> _Source extract_
_ _ _ _ _ _ _

Internet access: Yes.

Ability to work privately: Yes.

Ability to share publicly: Yes. If you choose to make your notebook public and you share the link, anyone can access it without creating a Google account, and anyone with a Google account can copy it to their own account. Additionally, you can authorize Colab to save a copy of your notebook to GitHub or Gist and then share it from there.

Ability to collaborate: Yes. You can keep your notebook private but invite specific people to view or edit it (using Google's familiar sharing interface). You and your collaborator(s) can edit the notebook at the same time and see each other's changes, as well as add comments for each other (similar to Google Docs), though there's a 30-second lag between when you make changes and when collaborators will see them. Also, you are not actually sharing your environment with your collaborators (meaning there is no syncing of what code has been run), which significantly limits the usefulness of near real-time collaboration.

Performance of the free plan: Colab does give you access to a GPU or a TPU. Otherwise, Google does not provide any specifications for their environments. If you connect Colab to Google Drive, that will give you up to 15 GB of disk space for storing your datasets. Sessions will shut down after 60 minutes of inactivity, though they can run for up to 12 hours.

Ability to upgrade for better performance: No. However, you do have the option of connecting to a local runtime, which allows you to execute code on your local hardware and access your local file system.

Documentation and technical support: Colab has minimal documentation, which is contained within an FAQ page and a variety of sample notebooks. Support is available via GitHub issues, and community support is available via Stack Overflow.

Conclusion: The greatest strength of Colab is that it's easy to get started, since most people already have a Google account, and it's easy to share notebooks, since the sharing functionality works the same as Google Docs. However, the cumbersome keyboard shortcuts and the difficulty of working with datasets are significant drawbacks. The ability to collaborate on the same notebook is useful, but less useful than it could be since you're not sharing an environment.


4. Microsoft Azure Notebooks

Six easy ways to run your Jupyter Notebook in the cloud

To get started with Azure Notebooks, you first sign in with a Microsoft or Outlook account (or create one). The next step is to create a "project", which is structured identically to a GitHub repository: it can contain one or more notebooks, Markdown files, datasets, and any other file you want to create or upload, and all of these can be organized into folders. Also like GitHub, you can initialize a project with a README file, which will automatically be displayed on the project page. If your work is already stored on GitHub, you can import the entire repository directly into a project.

Supported languages: Python (2 and 3), R, and F#.

_ _ _ _ _ _ _

> _Required task 1_
In the cloud notebook comparison, rewrite the paragraph beginning "Ability to collaborate" as a short bulleted list that keeps its main facts.
> _Required task 2_
From the cloud notebook comparison, set down word for word the part that opens with the words containing "Ability to upgrade" and closes with "via Stack Overflow.".
> _Required task 3_
Take the cloud notebook comparison further, starting right after its last sentence about Azure Notebooks.

> _Data section_

_ _ _ _ _ _ _

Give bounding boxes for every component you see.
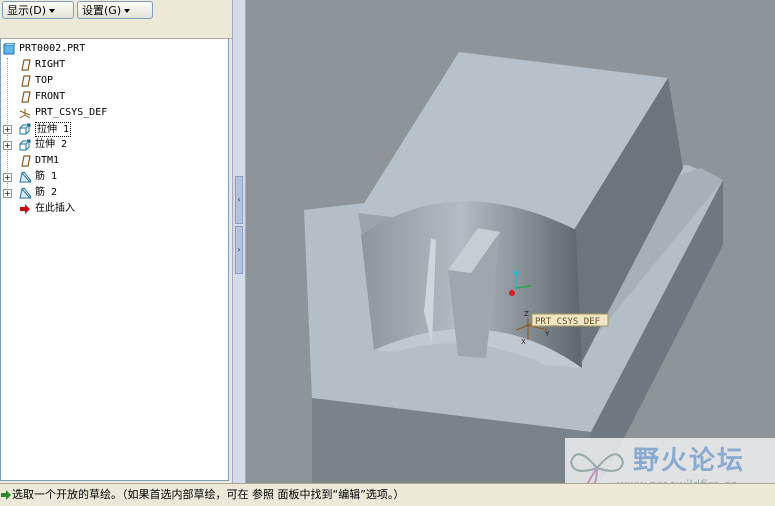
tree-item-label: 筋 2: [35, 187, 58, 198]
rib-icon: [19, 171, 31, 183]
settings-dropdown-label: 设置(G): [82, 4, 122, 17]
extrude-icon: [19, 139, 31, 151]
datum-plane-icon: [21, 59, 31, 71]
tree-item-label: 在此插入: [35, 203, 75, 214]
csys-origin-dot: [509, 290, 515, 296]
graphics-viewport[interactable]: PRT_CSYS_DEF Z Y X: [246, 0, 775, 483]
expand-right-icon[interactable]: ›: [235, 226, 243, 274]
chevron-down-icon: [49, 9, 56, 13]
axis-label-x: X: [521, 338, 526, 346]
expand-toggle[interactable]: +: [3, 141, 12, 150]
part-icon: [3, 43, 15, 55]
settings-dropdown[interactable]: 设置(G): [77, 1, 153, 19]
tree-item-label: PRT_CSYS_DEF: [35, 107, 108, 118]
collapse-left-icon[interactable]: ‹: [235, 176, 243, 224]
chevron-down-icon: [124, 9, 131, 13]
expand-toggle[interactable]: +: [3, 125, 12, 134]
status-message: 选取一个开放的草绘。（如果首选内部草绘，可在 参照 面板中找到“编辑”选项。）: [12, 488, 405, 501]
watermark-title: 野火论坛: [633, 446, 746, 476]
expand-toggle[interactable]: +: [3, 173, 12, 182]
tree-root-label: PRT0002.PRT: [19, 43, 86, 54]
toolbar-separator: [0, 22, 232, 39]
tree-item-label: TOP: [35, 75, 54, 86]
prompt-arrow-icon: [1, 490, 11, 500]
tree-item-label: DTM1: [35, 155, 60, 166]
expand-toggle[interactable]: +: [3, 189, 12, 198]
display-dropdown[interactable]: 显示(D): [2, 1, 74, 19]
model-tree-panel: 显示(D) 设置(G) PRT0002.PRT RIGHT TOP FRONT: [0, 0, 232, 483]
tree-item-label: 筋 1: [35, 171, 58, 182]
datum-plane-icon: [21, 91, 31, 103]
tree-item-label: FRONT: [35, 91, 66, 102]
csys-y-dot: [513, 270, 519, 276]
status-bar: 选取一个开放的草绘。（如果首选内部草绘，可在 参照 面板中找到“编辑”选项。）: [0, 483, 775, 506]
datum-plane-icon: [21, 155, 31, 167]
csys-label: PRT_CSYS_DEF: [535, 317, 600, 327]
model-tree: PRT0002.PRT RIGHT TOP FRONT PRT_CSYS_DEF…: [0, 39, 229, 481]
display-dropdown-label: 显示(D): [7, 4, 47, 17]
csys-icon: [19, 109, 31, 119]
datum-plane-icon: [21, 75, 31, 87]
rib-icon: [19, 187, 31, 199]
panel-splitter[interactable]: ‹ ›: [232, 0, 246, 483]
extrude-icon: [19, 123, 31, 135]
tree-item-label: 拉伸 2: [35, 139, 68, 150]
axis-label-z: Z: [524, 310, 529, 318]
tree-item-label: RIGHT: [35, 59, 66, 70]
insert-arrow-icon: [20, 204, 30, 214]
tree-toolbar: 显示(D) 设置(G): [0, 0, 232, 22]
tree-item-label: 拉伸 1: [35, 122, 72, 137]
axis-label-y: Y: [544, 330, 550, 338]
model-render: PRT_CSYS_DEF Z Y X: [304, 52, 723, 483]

_ _ _ _ _ _ _

> _Final result 1_
- Colab collaboration: yes.
- Notebooks can stay private while specific people are invited to view or edit them through Google's sharing interface.
- Collaborators can edit at the same time, see each other's changes, and leave comments, as in Google Docs.
- Changes reach collaborators after a 30-second lag.
- The environment itself is not shared, so which code has been run is not synced. This sharply limits the value of near real-time collaboration.

> _Final result 2_
Ability to upgrade for better performance: No. However, you do have the option of connecting to a local runtime, which allows you to execute code on your local hardware and access your local file system.

Documentation and technical support: Colab has minimal documentation, which is contained within an FAQ page and a variety of sample notebooks. Support is available via GitHub issues, and community support is available via Stack Overflow.

> _Final result 3_
Ability to install packages: Hundreds of packages come pre-installed, you can install additional packages using pip or conda, and you can specify your exact package requirements using a configuration file (such as environment.yml or requirements.txt).

Interface similarity: Azure uses the native Jupyter Notebook interface.

Keyboard shortcuts: Azure uses all of the same keyboard shortcuts as Jupyter.

Missing features: None.

Added features:

  • The RISE extension comes pre-installed, which allows you to instantly present your notebook as a live reveal.js-based slideshow.
  • The jupyter_contrib_nbextensions package comes pre-installed, which gives you easy access to a collection of 50+ Jupyter Notebook extensions for enhancing the notebook interface.

Ease of working with datasets: You can upload a dataset to your project from your local computer or a URL, and it can be accessed by any notebook within your project. Azure also includes connectors to other Azure services, such as Azure Storage and various Azure databases.

Internet access: Yes.

Ability to work privately: Yes.

Ability to share publicly: Yes. If you choose to make your project public, anyone can access it without creating a Microsoft account, and anyone with a Microsoft account can copy it to their own account. Additionally, Azure also provides you with a public profile page (very similar to a GitHub profile), which displays all of your public projects.

Ability to collaborate: No, though this is a planned feature.

Performance of the free plan: You will have access to 4 GB of RAM and 1 GB of disk space (per project). Sessions will shut down after 60 minutes of inactivity, though they can run for 8 hours or longer.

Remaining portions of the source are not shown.